(Dataset listings of figures)
═══
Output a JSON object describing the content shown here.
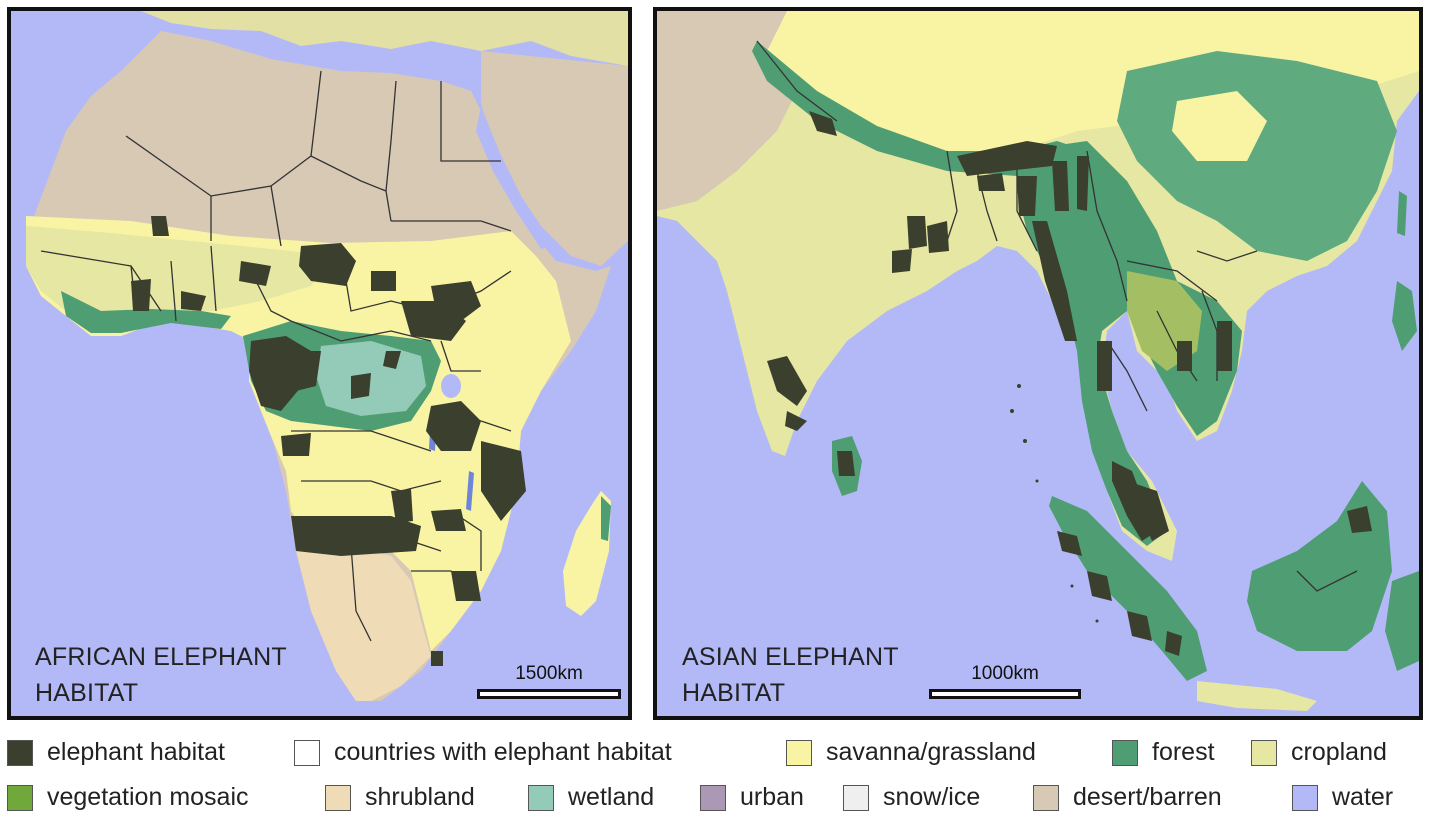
{
  "maps": {
    "africa": {
      "title": "AFRICAN ELEPHANT\nHABITAT",
      "scale_label": "1500km"
    },
    "asia": {
      "title": "ASIAN ELEPHANT\nHABITAT",
      "scale_label": "1000km"
    }
  },
  "legend": {
    "row1": [
      {
        "label": "elephant habitat",
        "color": "#3b3f2e"
      },
      {
        "label": "countries with elephant habitat",
        "color": "#ffffff"
      },
      {
        "label": "savanna/grassland",
        "color": "#f8f4a4"
      },
      {
        "label": "forest",
        "color": "#4f9e73"
      },
      {
        "label": "cropland",
        "color": "#e5e7a2"
      }
    ],
    "row2": [
      {
        "label": "vegetation mosaic",
        "color": "#70a83c"
      },
      {
        "label": "shrubland",
        "color": "#efdcb6"
      },
      {
        "label": "wetland",
        "color": "#93cbb8"
      },
      {
        "label": "urban",
        "color": "#aa98b5"
      },
      {
        "label": "snow/ice",
        "color": "#efefef"
      },
      {
        "label": "desert/barren",
        "color": "#d8c9b5"
      },
      {
        "label": "water",
        "color": "#b3b9f6"
      }
    ]
  }
}
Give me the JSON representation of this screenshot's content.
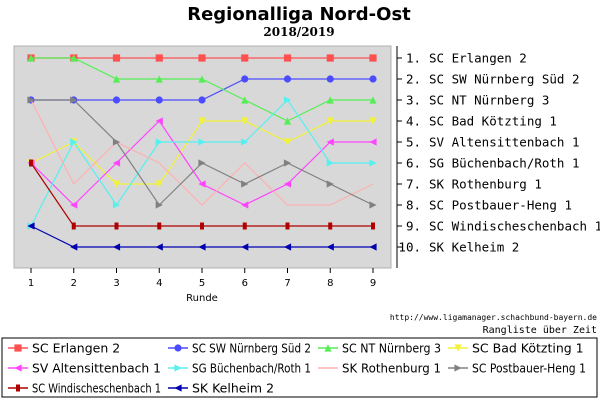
{
  "chart_data": {
    "type": "line",
    "title": "Regionalliga Nord-Ost",
    "subtitle": "2018/2019",
    "xlabel": "Runde",
    "x": [
      1,
      2,
      3,
      4,
      5,
      6,
      7,
      8,
      9
    ],
    "ylim": [
      10,
      1
    ],
    "y_inverted": true,
    "grid": false,
    "standings": [
      "1. SC Erlangen 2",
      "2. SC SW Nürnberg Süd 2",
      "3. SC NT Nürnberg 3",
      "4. SC Bad Kötzting 1",
      "5. SV Altensittenbach 1",
      "6. SG Büchenbach/Roth 1",
      "7. SK Rothenburg 1",
      "8. SC Postbauer-Heng 1",
      "9. SC Windischeschenbach 1",
      "10. SK Kelheim 2"
    ],
    "series": [
      {
        "name": "SC Erlangen 2",
        "color": "#ff5050",
        "marker": "square",
        "values": [
          1,
          1,
          1,
          1,
          1,
          1,
          1,
          1,
          1
        ]
      },
      {
        "name": "SC SW Nürnberg Süd 2",
        "color": "#4b4bff",
        "marker": "circle",
        "values": [
          3,
          3,
          3,
          3,
          3,
          2,
          2,
          2,
          2
        ]
      },
      {
        "name": "SC NT Nürnberg 3",
        "color": "#55ee55",
        "marker": "triangle-up",
        "values": [
          1,
          1,
          2,
          2,
          2,
          3,
          4,
          3,
          3
        ]
      },
      {
        "name": "SC Bad Kötzting 1",
        "color": "#f2f238",
        "marker": "triangle-down",
        "values": [
          6,
          5,
          7,
          7,
          4,
          4,
          5,
          4,
          4
        ]
      },
      {
        "name": "SV Altensittenbach 1",
        "color": "#ff44ff",
        "marker": "triangle-left",
        "values": [
          6,
          8,
          6,
          4,
          7,
          8,
          7,
          5,
          5
        ]
      },
      {
        "name": "SG Büchenbach/Roth 1",
        "color": "#55f0f0",
        "marker": "triangle-right",
        "values": [
          9,
          5,
          8,
          5,
          5,
          5,
          3,
          6,
          6
        ]
      },
      {
        "name": "SK Rothenburg 1",
        "color": "#ffb0b0",
        "marker": "none",
        "values": [
          3,
          7,
          5,
          6,
          8,
          6,
          8,
          8,
          7
        ]
      },
      {
        "name": "SC Postbauer-Heng 1",
        "color": "#808080",
        "marker": "triangle-right",
        "values": [
          3,
          3,
          5,
          8,
          6,
          7,
          6,
          7,
          8
        ]
      },
      {
        "name": "SC Windischeschenbach 1",
        "color": "#b00000",
        "marker": "rect",
        "values": [
          6,
          9,
          9,
          9,
          9,
          9,
          9,
          9,
          9
        ]
      },
      {
        "name": "SK Kelheim 2",
        "color": "#0000b0",
        "marker": "triangle-left",
        "values": [
          9,
          10,
          10,
          10,
          10,
          10,
          10,
          10,
          10
        ]
      }
    ]
  },
  "credit": "http://www.ligamanager.schachbund-bayern.de",
  "caption": "Rangliste über Zeit"
}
═══
[EXERCISE OBJECTIVE]
Extract lines where the string "Kötzting" occurs.

[EXERCISE ANSWER]
      "4. SC Bad Kötzting 1",
        "name": "SC Bad Kötzting 1",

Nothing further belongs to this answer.